Quote every line as written. Omit pictures.

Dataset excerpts
···

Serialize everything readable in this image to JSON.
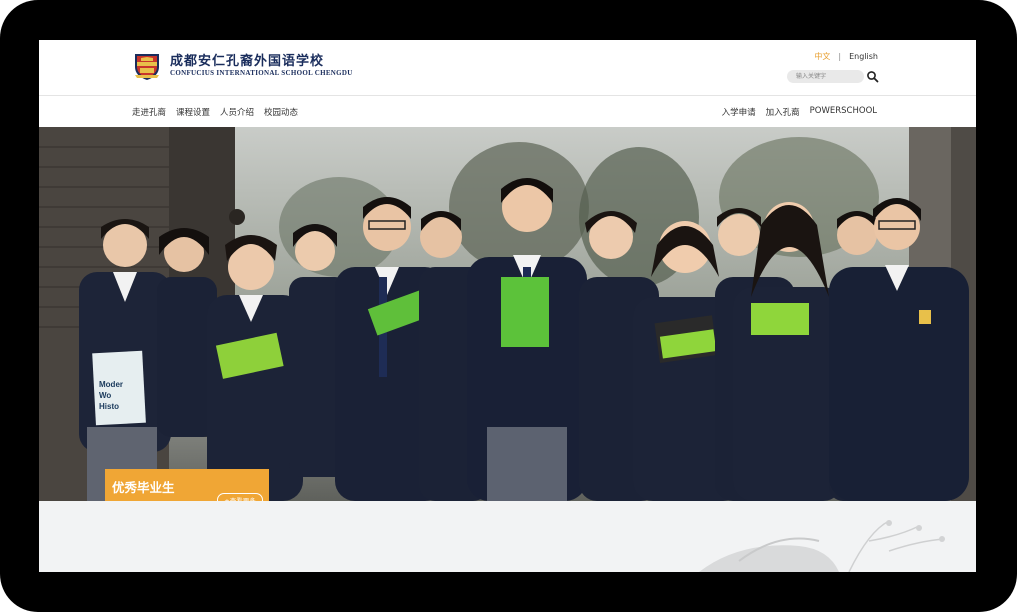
{
  "brand": {
    "name_cn": "成都安仁孔裔外国语学校",
    "name_en": "CONFUCIUS INTERNATIONAL SCHOOL CHENGDU"
  },
  "lang": {
    "cn": "中文",
    "separator": "|",
    "en": "English"
  },
  "search": {
    "placeholder": "输入关键字"
  },
  "nav": {
    "left": [
      "走进孔裔",
      "课程设置",
      "人员介绍",
      "校园动态"
    ],
    "right": [
      "入学申请",
      "加入孔裔",
      "POWERSCHOOL"
    ]
  },
  "hero": {
    "badge_title": "优秀毕业生",
    "badge_button": "+查看更多",
    "book_text": [
      "Moder",
      "Wo",
      "Histo"
    ],
    "slides": 3,
    "active_slide": 1
  },
  "colors": {
    "accent": "#f0a635",
    "brand_navy": "#1a2d5c",
    "frame": "#000000"
  }
}
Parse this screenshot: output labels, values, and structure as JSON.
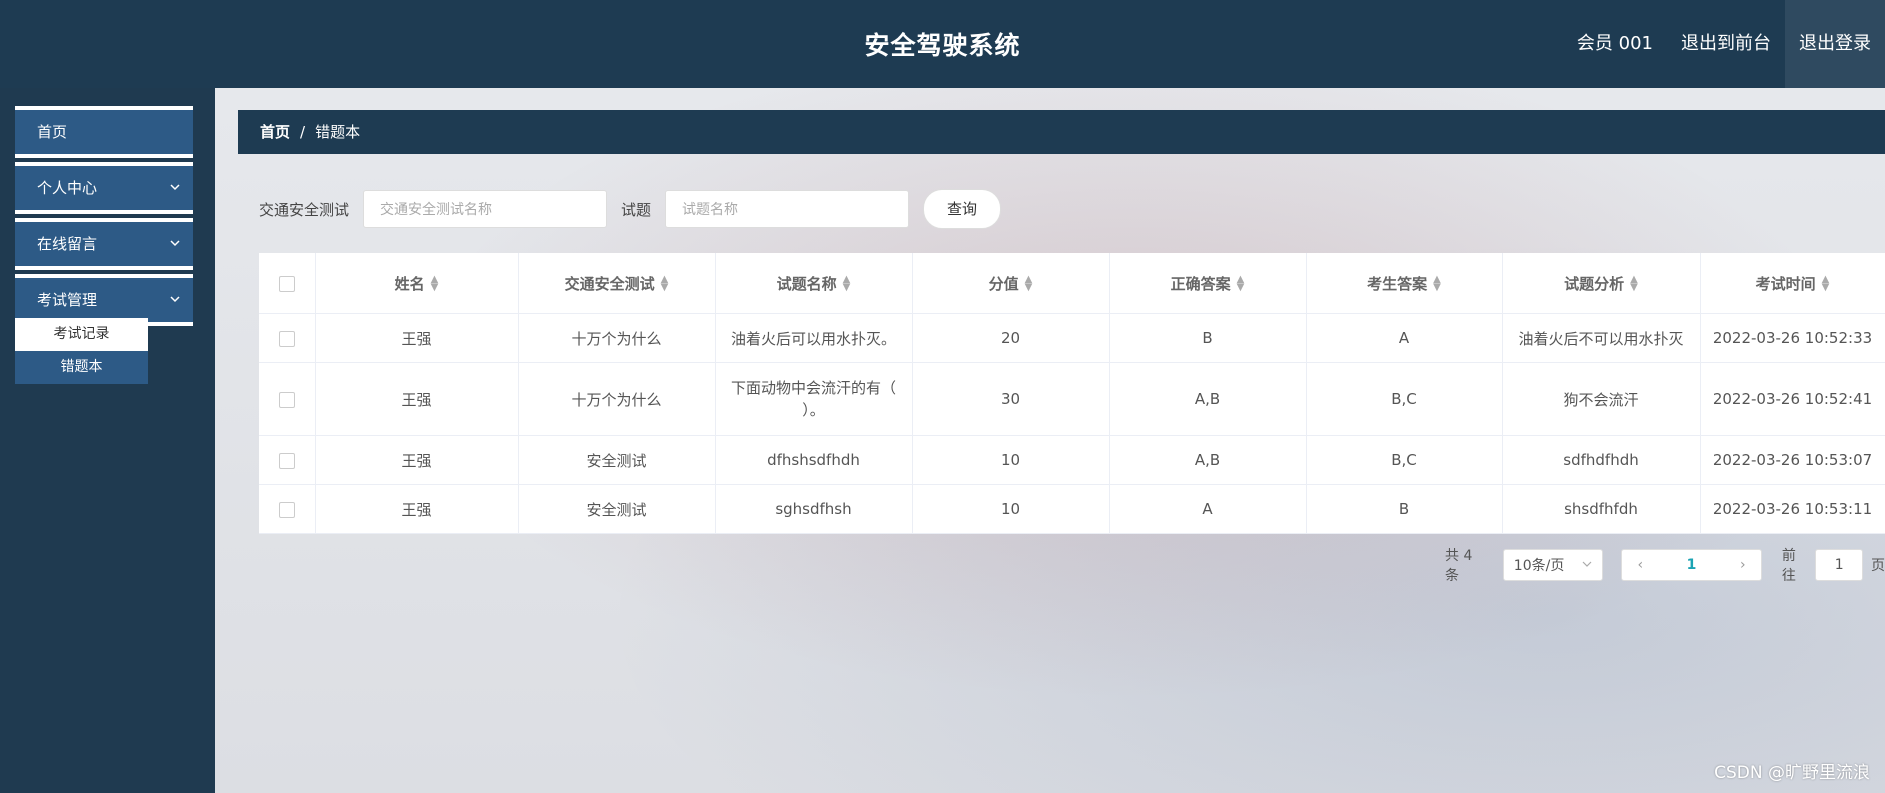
{
  "header": {
    "title": "安全驾驶系统",
    "user": "会员 001",
    "back_to_front": "退出到前台",
    "logout": "退出登录"
  },
  "sidebar": {
    "items": [
      {
        "label": "首页",
        "has_chevron": false
      },
      {
        "label": "个人中心",
        "has_chevron": true
      },
      {
        "label": "在线留言",
        "has_chevron": true
      },
      {
        "label": "考试管理",
        "has_chevron": true
      }
    ],
    "sub_items": [
      {
        "label": "考试记录",
        "active": false
      },
      {
        "label": "错题本",
        "active": true
      }
    ]
  },
  "breadcrumb": {
    "home": "首页",
    "separator": "/",
    "current": "错题本"
  },
  "search": {
    "test_label": "交通安全测试",
    "test_placeholder": "交通安全测试名称",
    "question_label": "试题",
    "question_placeholder": "试题名称",
    "button": "查询"
  },
  "table": {
    "columns": [
      "姓名",
      "交通安全测试",
      "试题名称",
      "分值",
      "正确答案",
      "考生答案",
      "试题分析",
      "考试时间"
    ],
    "rows": [
      [
        "王强",
        "十万个为什么",
        "油着火后可以用水扑灭。",
        "20",
        "B",
        "A",
        "油着火后不可以用水扑灭",
        "2022-03-26 10:52:33"
      ],
      [
        "王强",
        "十万个为什么",
        "下面动物中会流汗的有（ ）。",
        "30",
        "A,B",
        "B,C",
        "狗不会流汗",
        "2022-03-26 10:52:41"
      ],
      [
        "王强",
        "安全测试",
        "dfhshsdfhdh",
        "10",
        "A,B",
        "B,C",
        "sdfhdfhdh",
        "2022-03-26 10:53:07"
      ],
      [
        "王强",
        "安全测试",
        "sghsdfhsh",
        "10",
        "A",
        "B",
        "shsdfhfdh",
        "2022-03-26 10:53:11"
      ]
    ]
  },
  "pagination": {
    "total": "共 4 条",
    "page_size": "10条/页",
    "current_page": "1",
    "goto_label": "前往",
    "goto_value": "1",
    "page_suffix": "页"
  },
  "watermark": "CSDN @旷野里流浪",
  "colors": {
    "header_bg": "#1e3b52",
    "menu_active": "#2d5a86",
    "accent": "#1aa3b3"
  }
}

···

**RESULT FOR THIS EXERCISE:**
Serialize everything readable in this image to JSON.
{
  "brand": {
    "name_cn": "成都安仁孔裔外国语学校",
    "name_en": "CONFUCIUS INTERNATIONAL SCHOOL CHENGDU"
  },
  "lang": {
    "cn": "中文",
    "separator": "|",
    "en": "English"
  },
  "search": {
    "placeholder": "输入关键字"
  },
  "nav": {
    "left": [
      "走进孔裔",
      "课程设置",
      "人员介绍",
      "校园动态"
    ],
    "right": [
      "入学申请",
      "加入孔裔",
      "POWERSCHOOL"
    ]
  },
  "hero": {
    "badge_title": "优秀毕业生",
    "badge_button": "+查看更多",
    "book_text": [
      "Moder",
      "Wo",
      "Histo"
    ],
    "slides": 3,
    "active_slide": 1
  },
  "colors": {
    "accent": "#f0a635",
    "brand_navy": "#1a2d5c",
    "frame": "#000000"
  }
}
Parse this screenshot: output labels, values, and structure as JSON.
{
  "header": {
    "title": "安全驾驶系统",
    "user": "会员 001",
    "back_to_front": "退出到前台",
    "logout": "退出登录"
  },
  "sidebar": {
    "items": [
      {
        "label": "首页",
        "has_chevron": false
      },
      {
        "label": "个人中心",
        "has_chevron": true
      },
      {
        "label": "在线留言",
        "has_chevron": true
      },
      {
        "label": "考试管理",
        "has_chevron": true
      }
    ],
    "sub_items": [
      {
        "label": "考试记录",
        "active": false
      },
      {
        "label": "错题本",
        "active": true
      }
    ]
  },
  "breadcrumb": {
    "home": "首页",
    "separator": "/",
    "current": "错题本"
  },
  "search": {
    "test_label": "交通安全测试",
    "test_placeholder": "交通安全测试名称",
    "question_label": "试题",
    "question_placeholder": "试题名称",
    "button": "查询"
  },
  "table": {
    "columns": [
      "姓名",
      "交通安全测试",
      "试题名称",
      "分值",
      "正确答案",
      "考生答案",
      "试题分析",
      "考试时间"
    ],
    "rows": [
      [
        "王强",
        "十万个为什么",
        "油着火后可以用水扑灭。",
        "20",
        "B",
        "A",
        "油着火后不可以用水扑灭",
        "2022-03-26 10:52:33"
      ],
      [
        "王强",
        "十万个为什么",
        "下面动物中会流汗的有（ ）。",
        "30",
        "A,B",
        "B,C",
        "狗不会流汗",
        "2022-03-26 10:52:41"
      ],
      [
        "王强",
        "安全测试",
        "dfhshsdfhdh",
        "10",
        "A,B",
        "B,C",
        "sdfhdfhdh",
        "2022-03-26 10:53:07"
      ],
      [
        "王强",
        "安全测试",
        "sghsdfhsh",
        "10",
        "A",
        "B",
        "shsdfhfdh",
        "2022-03-26 10:53:11"
      ]
    ]
  },
  "pagination": {
    "total": "共 4 条",
    "page_size": "10条/页",
    "current_page": "1",
    "goto_label": "前往",
    "goto_value": "1",
    "page_suffix": "页"
  },
  "watermark": "CSDN @旷野里流浪",
  "colors": {
    "header_bg": "#1e3b52",
    "menu_active": "#2d5a86",
    "accent": "#1aa3b3"
  }
}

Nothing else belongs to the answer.